(Stored records)
####

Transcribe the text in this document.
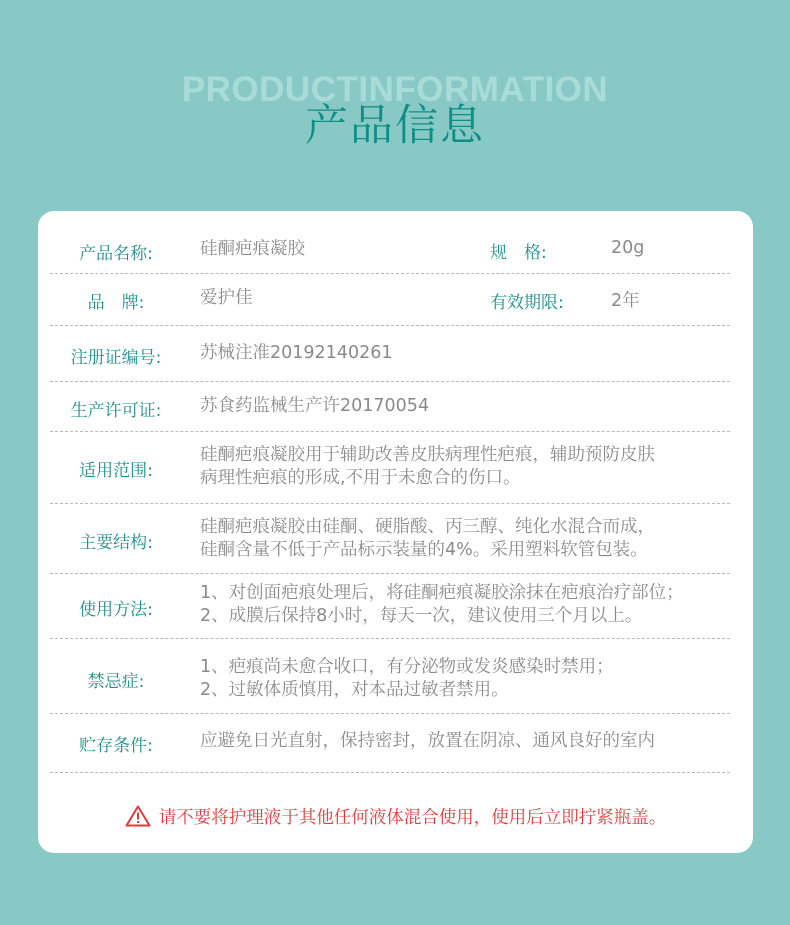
PRODUCTINFORMATION
产品信息
产品名称:	硅酮疤痕凝胶	规　格:	20g
品　牌:	爱护佳	有效期限:	2年
注册证编号:	苏械注准20192140261
生产许可证:	苏食药监械生产许20170054
适用范围:
硅酮疤痕凝胶用于辅助改善皮肤病理性疤痕，辅助预防皮肤
病理性疤痕的形成,不用于未愈合的伤口。
主要结构:
硅酮疤痕凝胶由硅酮、硬脂酸、丙三醇、纯化水混合而成，
硅酮含量不低于产品标示装量的4%。采用塑料软管包装。
使用方法:
1、对创面疤痕处理后，将硅酮疤痕凝胶涂抹在疤痕治疗部位；
2、成膜后保持8小时，每天一次，建议使用三个月以上。
禁忌症:
1、疤痕尚未愈合收口，有分泌物或发炎感染时禁用；
2、过敏体质慎用，对本品过敏者禁用。
贮存条件:	应避免日光直射，保持密封，放置在阴凉、通风良好的室内
请不要将护理液于其他任何液体混合使用，使用后立即拧紧瓶盖。
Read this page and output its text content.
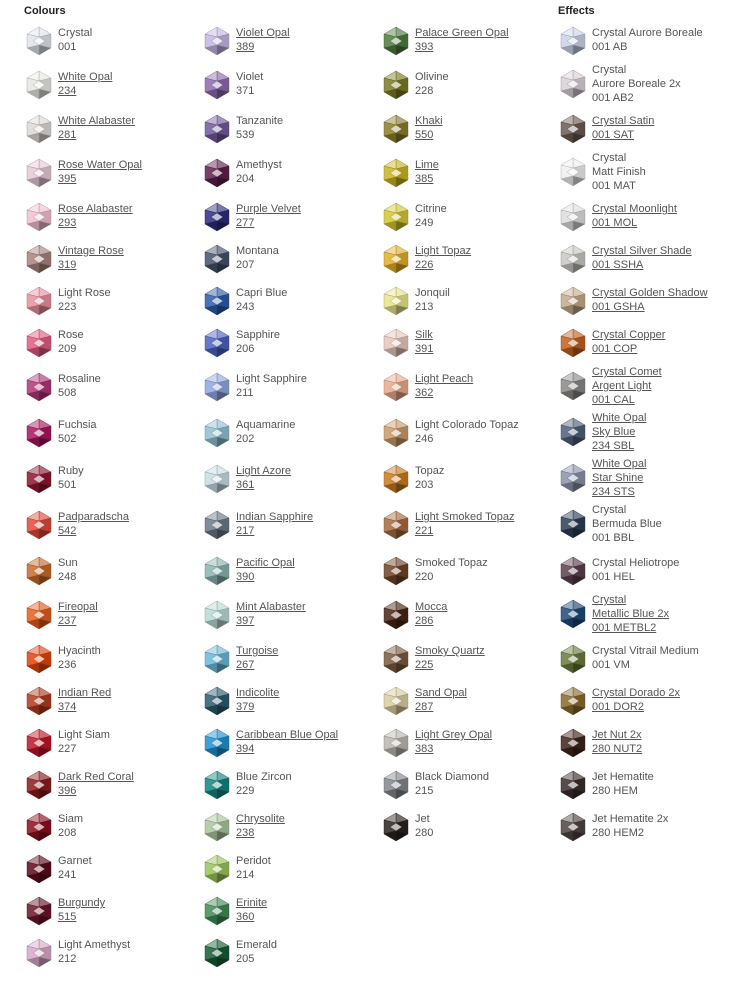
Colours	Effects
Crystal
001
White Opal
234
White Alabaster
281
Rose Water Opal
395
Rose Alabaster
293
Vintage Rose
319
Light Rose
223
Rose
209
Rosaline
508
Fuchsia
502
Ruby
501
Padparadscha
542
Sun
248
Fireopal
237
Hyacinth
236
Indian Red
374
Light Siam
227
Dark Red Coral
396
Siam
208
Garnet
241
Burgundy
515
Light Amethyst
212
Violet Opal
389
Violet
371
Tanzanite
539
Amethyst
204
Purple Velvet
277
Montana
207
Capri Blue
243
Sapphire
206
Light Sapphire
211
Aquamarine
202
Light Azore
361
Indian Sapphire
217
Pacific Opal
390
Mint Alabaster
397
Turgoise
267
Indicolite
379
Caribbean Blue Opal
394
Blue Zircon
229
Chrysolite
238
Peridot
214
Erinite
360
Emerald
205
Palace Green Opal
393
Olivine
228
Khaki
550
Lime
385
Citrine
249
Light Topaz
226
Jonquil
213
Silk
391
Light Peach
362
Light Colorado Topaz
246
Topaz
203
Light Smoked Topaz
221
Smoked Topaz
220
Mocca
286
Smoky Quartz
225
Sand Opal
287
Light Grey Opal
383
Black Diamond
215
Jet
280
Crystal Aurore Boreale
001 AB
Crystal
Aurore Boreale 2x
001 AB2
Crystal Satin
001 SAT
Crystal
Matt Finish
001 MAT
Crystal Moonlight
001 MOL
Crystal Silver Shade
001 SSHA
Crystal Golden Shadow
001 GSHA
Crystal Copper
001 COP
Crystal Comet
Argent Light
001 CAL
White Opal
Sky Blue
234 SBL
White Opal
Star Shine
234 STS
Crystal
Bermuda Blue
001 BBL
Crystal Heliotrope
001 HEL
Crystal
Metallic Blue 2x
001 METBL2
Crystal Vitrail Medium
001 VM
Crystal Dorado 2x
001 DOR2
Jet Nut 2x
280 NUT2
Jet Hematite
280 HEM
Jet Hematite 2x
280 HEM2
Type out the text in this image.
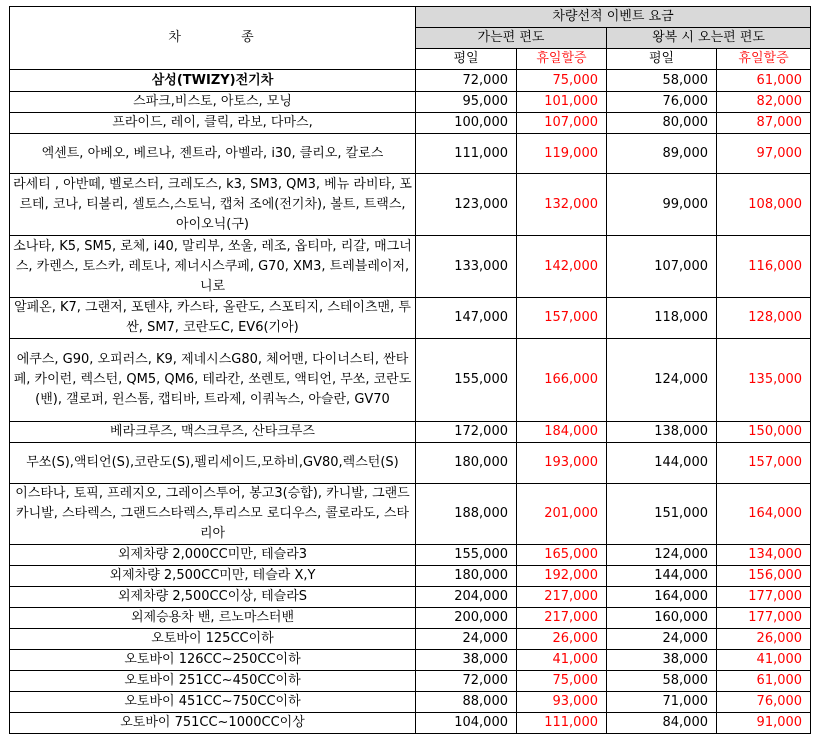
차 종	차량선적 이벤트 요금			
	가는편 편도		왕복 시 오는편 편도	
	평일	휴일할증	평일	휴일할증
삼성(TWIZY)전기차	72,000	75,000	58,000	61,000
스파크,비스토, 아토스, 모닝	95,000	101,000	76,000	82,000
프라이드, 레이, 클릭, 라보, 다마스,	100,000	107,000	80,000	87,000
엑센트, 아베오, 베르나, 젠트라, 아벨라, i30, 클리오, 칼로스	111,000	119,000	89,000	97,000
라세티 , 아반떼, 벨로스터, 크레도스, k3, SM3, QM3, 베뉴 라비타, 포르테, 코나, 티볼리, 셀토스,스토닉, 캡처 조에(전기차), 볼트, 트랙스, 아이오닉(구)	123,000	132,000	99,000	108,000
소나타, K5, SM5, 로체, i40, 말리부, 쏘울, 레조, 옵티마, 리갈, 매그너스, 카렌스, 토스카, 레토나, 제너시스쿠페, G70, XM3, 트레블레이저, 니로	133,000	142,000	107,000	116,000
알페온, K7, 그랜저, 포텐샤, 카스타, 올란도, 스포티지, 스테이츠맨, 투싼, SM7, 코란도C, EV6(기아)	147,000	157,000	118,000	128,000
에쿠스, G90, 오피러스, K9, 제네시스G80, 체어맨, 다이너스티, 싼타페, 카이런, 렉스턴, QM5, QM6, 테라칸, 쏘렌토, 액티언, 무쏘, 코란도(밴), 갤로퍼, 윈스톰, 캡티바, 트라제, 이쿼녹스, 아슬란, GV70	155,000	166,000	124,000	135,000
베라크루즈, 맥스크루즈, 산타크루즈	172,000	184,000	138,000	150,000
무쏘(S),액티언(S),코란도(S),펠리세이드,모하비,GV80,렉스턴(S)	180,000	193,000	144,000	157,000
이스타나, 토픽, 프레지오, 그레이스투어, 봉고3(승합), 카니발, 그랜드카니발, 스타렉스, 그랜드스타렉스,투리스모 로디우스, 콜로라도, 스타리아	188,000	201,000	151,000	164,000
외제차량 2,000CC미만, 테슬라3	155,000	165,000	124,000	134,000
외제차량 2,500CC미만, 테슬라 X,Y	180,000	192,000	144,000	156,000
외제차량 2,500CC이상, 테슬라S	204,000	217,000	164,000	177,000
외제승용차 밴, 르노마스터밴	200,000	217,000	160,000	177,000
오토바이 125CC이하	24,000	26,000	24,000	26,000
오토바이 126CC~250CC이하	38,000	41,000	38,000	41,000
오토바이 251CC~450CC이하	72,000	75,000	58,000	61,000
오토바이 451CC~750CC이하	88,000	93,000	71,000	76,000
오토바이 751CC~1000CC이상	104,000	111,000	84,000	91,000
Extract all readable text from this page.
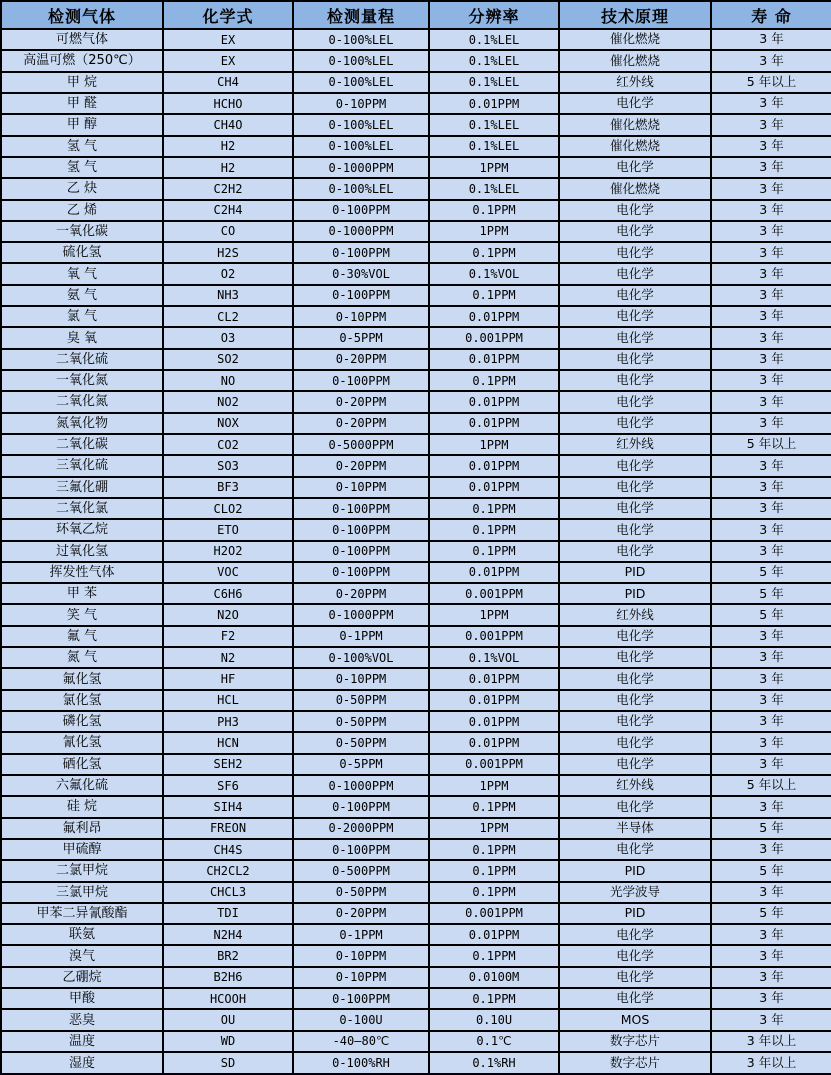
检测气体	化学式	检测量程	分辨率	技术原理	寿 命
可燃气体	EX	0-100%LEL	0.1%LEL	催化燃烧	3 年
高温可燃（250℃）	EX	0-100%LEL	0.1%LEL	催化燃烧	3 年
甲 烷	CH4	0-100%LEL	0.1%LEL	红外线	5 年以上
甲 醛	HCHO	0-10PPM	0.01PPM	电化学	3 年
甲 醇	CH4O	0-100%LEL	0.1%LEL	催化燃烧	3 年
氢 气	H2	0-100%LEL	0.1%LEL	催化燃烧	3 年
氢 气	H2	0-1000PPM	1PPM	电化学	3 年
乙 炔	C2H2	0-100%LEL	0.1%LEL	催化燃烧	3 年
乙 烯	C2H4	0-100PPM	0.1PPM	电化学	3 年
一氧化碳	CO	0-1000PPM	1PPM	电化学	3 年
硫化氢	H2S	0-100PPM	0.1PPM	电化学	3 年
氧 气	O2	0-30%VOL	0.1%VOL	电化学	3 年
氨 气	NH3	0-100PPM	0.1PPM	电化学	3 年
氯 气	CL2	0-10PPM	0.01PPM	电化学	3 年
臭 氧	O3	0-5PPM	0.001PPM	电化学	3 年
二氧化硫	SO2	0-20PPM	0.01PPM	电化学	3 年
一氧化氮	NO	0-100PPM	0.1PPM	电化学	3 年
二氧化氮	NO2	0-20PPM	0.01PPM	电化学	3 年
氮氧化物	NOX	0-20PPM	0.01PPM	电化学	3 年
二氧化碳	CO2	0-5000PPM	1PPM	红外线	5 年以上
三氧化硫	SO3	0-20PPM	0.01PPM	电化学	3 年
三氟化硼	BF3	0-10PPM	0.01PPM	电化学	3 年
二氧化氯	CLO2	0-100PPM	0.1PPM	电化学	3 年
环氧乙烷	ETO	0-100PPM	0.1PPM	电化学	3 年
过氧化氢	H2O2	0-100PPM	0.1PPM	电化学	3 年
挥发性气体	VOC	0-100PPM	0.01PPM	PID	5 年
甲 苯	C6H6	0-20PPM	0.001PPM	PID	5 年
笑 气	N2O	0-1000PPM	1PPM	红外线	5 年
氟 气	F2	0-1PPM	0.001PPM	电化学	3 年
氮 气	N2	0-100%VOL	0.1%VOL	电化学	3 年
氟化氢	HF	0-10PPM	0.01PPM	电化学	3 年
氯化氢	HCL	0-50PPM	0.01PPM	电化学	3 年
磷化氢	PH3	0-50PPM	0.01PPM	电化学	3 年
氰化氢	HCN	0-50PPM	0.01PPM	电化学	3 年
硒化氢	SEH2	0-5PPM	0.001PPM	电化学	3 年
六氟化硫	SF6	0-1000PPM	1PPM	红外线	5 年以上
硅 烷	SIH4	0-100PPM	0.1PPM	电化学	3 年
氟利昂	FREON	0-2000PPM	1PPM	半导体	5 年
甲硫醇	CH4S	0-100PPM	0.1PPM	电化学	3 年
二氯甲烷	CH2CL2	0-500PPM	0.1PPM	PID	5 年
三氯甲烷	CHCL3	0-50PPM	0.1PPM	光学波导	3 年
甲苯二异氰酸酯	TDI	0-20PPM	0.001PPM	PID	5 年
联氨	N2H4	0-1PPM	0.01PPM	电化学	3 年
溴气	BR2	0-10PPM	0.1PPM	电化学	3 年
乙硼烷	B2H6	0-10PPM	0.0100M	电化学	3 年
甲酸	HCOOH	0-100PPM	0.1PPM	电化学	3 年
恶臭	OU	0-100U	0.10U	MOS	3 年
温度	WD	-40—80℃	0.1℃	数字芯片	3 年以上
湿度	SD	0-100%RH	0.1%RH	数字芯片	3 年以上
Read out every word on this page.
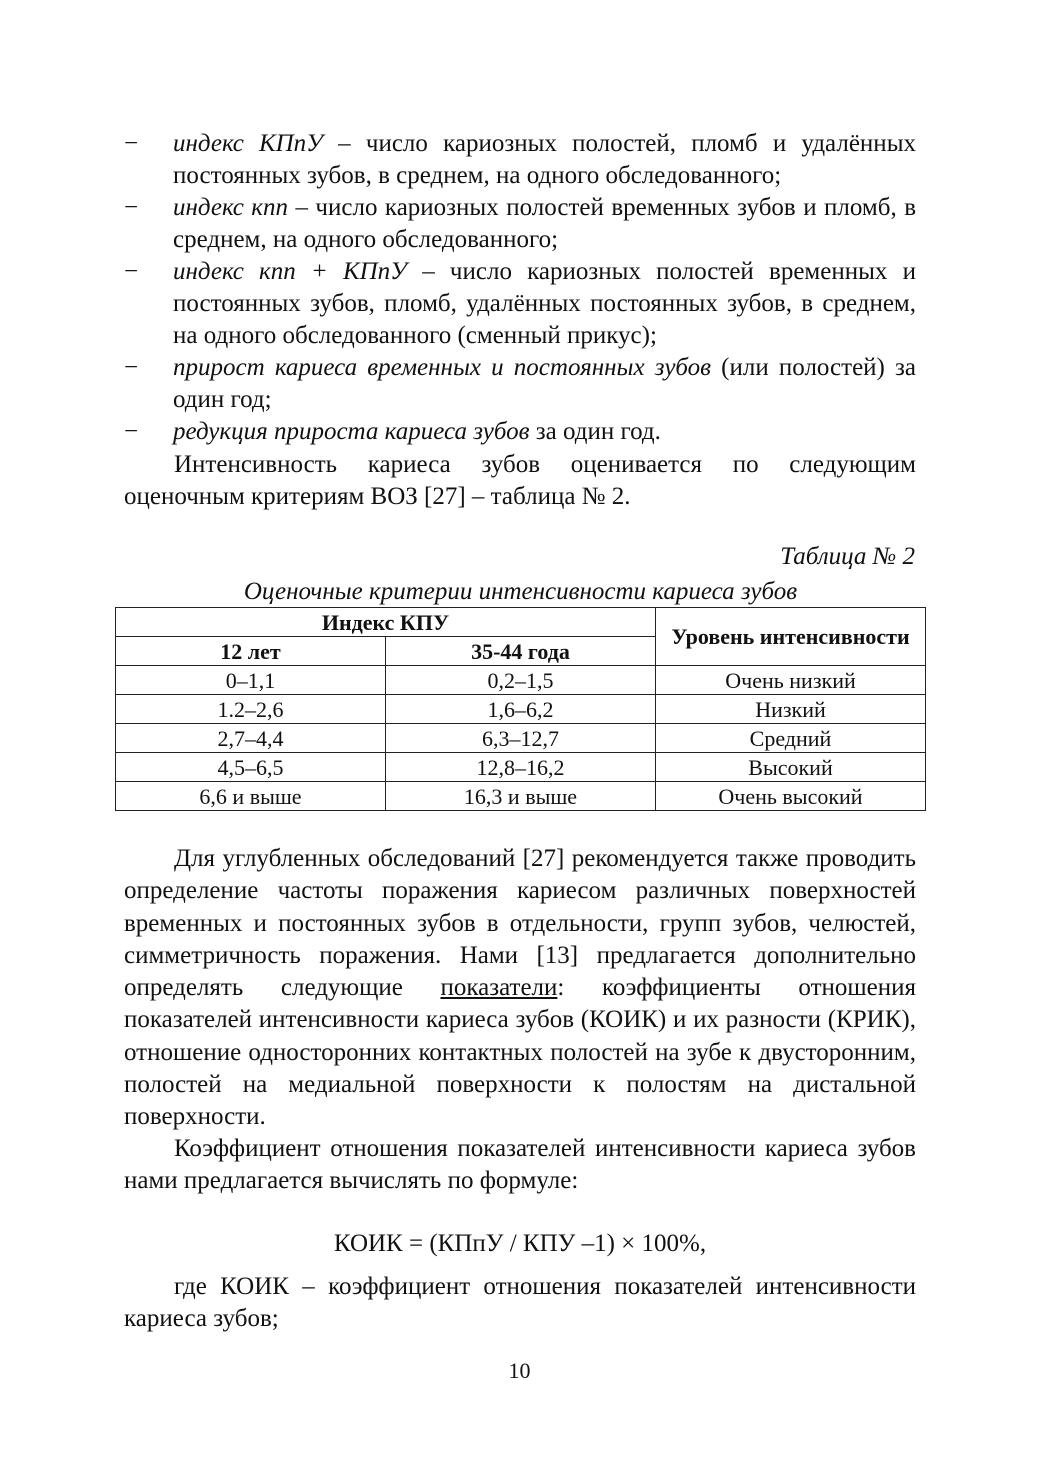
− индекс КПпУ – число кариозных полостей, пломб и удалённых постоянных зубов, в среднем, на одного обследованного;
− индекс кпп – число кариозных полостей временных зубов и пломб, в среднем, на одного обследованного;
− индекс кпп + КПпУ – число кариозных полостей временных и постоянных зубов, пломб, удалённых постоянных зубов, в среднем, на одного обследованного (сменный прикус);
− прирост кариеса временных и постоянных зубов (или полостей) за один год;
− редукция прироста кариеса зубов за один год.

Интенсивность кариеса зубов оценивается по следующим оценочным критериям ВОЗ [27] – таблица № 2.

Таблица № 2
Оценочные критерии интенсивности кариеса зубов
Индекс КПУ		Уровень интенсивности
12 лет	35-44 года	
0–1,1	0,2–1,5	Очень низкий
1.2–2,6	1,6–6,2	Низкий
2,7–4,4	6,3–12,7	Средний
4,5–6,5	12,8–16,2	Высокий
6,6 и выше	16,3 и выше	Очень высокий

Для углубленных обследований [27] рекомендуется также проводить определение частоты поражения кариесом различных поверхностей временных и постоянных зубов в отдельности, групп зубов, челюстей, симметричность поражения. Нами [13] предлагается дополнительно определять следующие показатели: коэффициенты отношения показателей интенсивности кариеса зубов (КОИК) и их разности (КРИК), отношение односторонних контактных полостей на зубе к двусторонним, полостей на медиальной поверхности к полостям на дистальной поверхности.

Коэффициент отношения показателей интенсивности кариеса зубов нами предлагается вычислять по формуле:

КОИК = (КПпУ / КПУ –1) × 100%,

где КОИК – коэффициент отношения показателей интенсивности кариеса зубов;

10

####

Copy every line of the listing containing the string "пломб".

− индекс КПпУ – число кариозных полостей, пломб и удалённых постоянных зубов, в среднем, на одного обследованного;
− индекс кпп – число кариозных полостей временных зубов и пломб, в среднем, на одного обследованного;
− индекс кпп + КПпУ – число кариозных полостей временных и постоянных зубов, пломб, удалённых постоянных зубов, в среднем, на одного обследованного (сменный прикус);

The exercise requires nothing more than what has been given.